Exercise details: In the listing below, count the lines containing the string "name" and state only the number.

Collected data
---
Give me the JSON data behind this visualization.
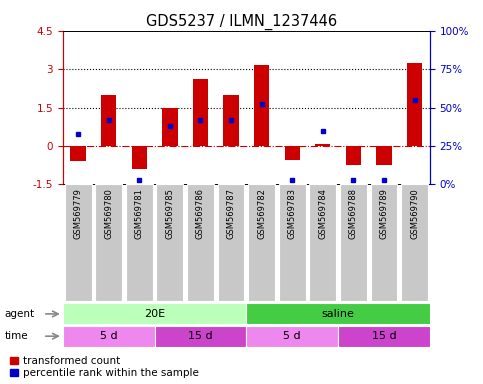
{
  "title": "GDS5237 / ILMN_1237446",
  "samples": [
    "GSM569779",
    "GSM569780",
    "GSM569781",
    "GSM569785",
    "GSM569786",
    "GSM569787",
    "GSM569782",
    "GSM569783",
    "GSM569784",
    "GSM569788",
    "GSM569789",
    "GSM569790"
  ],
  "bar_values": [
    -0.6,
    2.0,
    -0.9,
    1.5,
    2.6,
    2.0,
    3.15,
    -0.55,
    0.07,
    -0.75,
    -0.75,
    3.25
  ],
  "pct_values": [
    33,
    42,
    3,
    38,
    42,
    42,
    52,
    3,
    35,
    3,
    3,
    55
  ],
  "ylim_left": [
    -1.5,
    4.5
  ],
  "ylim_right": [
    0,
    100
  ],
  "yticks_left": [
    -1.5,
    0.0,
    1.5,
    3.0,
    4.5
  ],
  "yticks_right": [
    0,
    25,
    50,
    75,
    100
  ],
  "ytick_labels_left": [
    "-1.5",
    "0",
    "1.5",
    "3",
    "4.5"
  ],
  "ytick_labels_right": [
    "0%",
    "25%",
    "50%",
    "75%",
    "100%"
  ],
  "hlines": [
    1.5,
    3.0
  ],
  "zero_line": 0.0,
  "bar_color": "#cc0000",
  "pct_color": "#0000cc",
  "agent_groups": [
    {
      "label": "20E",
      "start": 0,
      "end": 6,
      "color": "#bbffbb"
    },
    {
      "label": "saline",
      "start": 6,
      "end": 12,
      "color": "#44cc44"
    }
  ],
  "time_groups": [
    {
      "label": "5 d",
      "start": 0,
      "end": 3,
      "color": "#ee88ee"
    },
    {
      "label": "15 d",
      "start": 3,
      "end": 6,
      "color": "#cc44cc"
    },
    {
      "label": "5 d",
      "start": 6,
      "end": 9,
      "color": "#ee88ee"
    },
    {
      "label": "15 d",
      "start": 9,
      "end": 12,
      "color": "#cc44cc"
    }
  ],
  "legend_items": [
    {
      "label": "transformed count",
      "color": "#cc0000"
    },
    {
      "label": "percentile rank within the sample",
      "color": "#0000cc"
    }
  ]
}
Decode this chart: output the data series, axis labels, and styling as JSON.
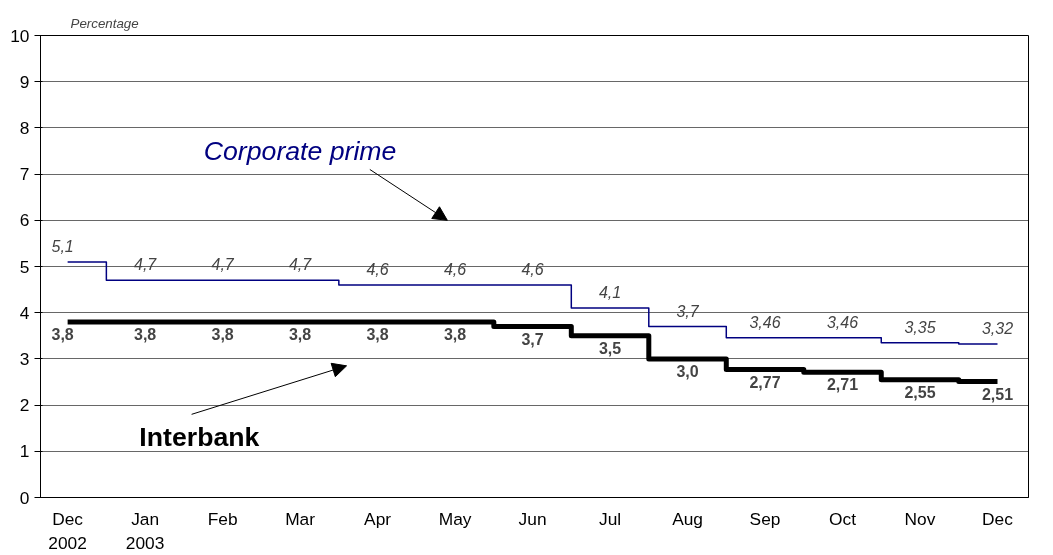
{
  "chart_data": {
    "type": "step",
    "ylabel": "Percentage",
    "categories": [
      "Dec\n2002",
      "Jan\n2003",
      "Feb",
      "Mar",
      "Apr",
      "May",
      "Jun",
      "Jul",
      "Aug",
      "Sep",
      "Oct",
      "Nov",
      "Dec"
    ],
    "series": [
      {
        "name": "Corporate prime",
        "color": "#000080",
        "values": [
          5.1,
          4.7,
          4.7,
          4.7,
          4.6,
          4.6,
          4.6,
          4.1,
          3.7,
          3.46,
          3.46,
          3.35,
          3.32
        ],
        "value_labels": [
          "5,1",
          "4,7",
          "4,7",
          "4,7",
          "4,6",
          "4,6",
          "4,6",
          "4,1",
          "3,7",
          "3,46",
          "3,46",
          "3,35",
          "3,32"
        ]
      },
      {
        "name": "Interbank",
        "color": "#000000",
        "values": [
          3.8,
          3.8,
          3.8,
          3.8,
          3.8,
          3.8,
          3.7,
          3.5,
          3.0,
          2.77,
          2.71,
          2.55,
          2.51
        ],
        "value_labels": [
          "3,8",
          "3,8",
          "3,8",
          "3,8",
          "3,8",
          "3,8",
          "3,7",
          "3,5",
          "3,0",
          "2,77",
          "2,71",
          "2,55",
          "2,51"
        ]
      }
    ],
    "ylim": [
      0,
      10
    ],
    "yticks": [
      0,
      1,
      2,
      3,
      4,
      5,
      6,
      7,
      8,
      9,
      10
    ],
    "grid": "y",
    "line_style": "solid",
    "marker": "none"
  }
}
---
Output for this task: 2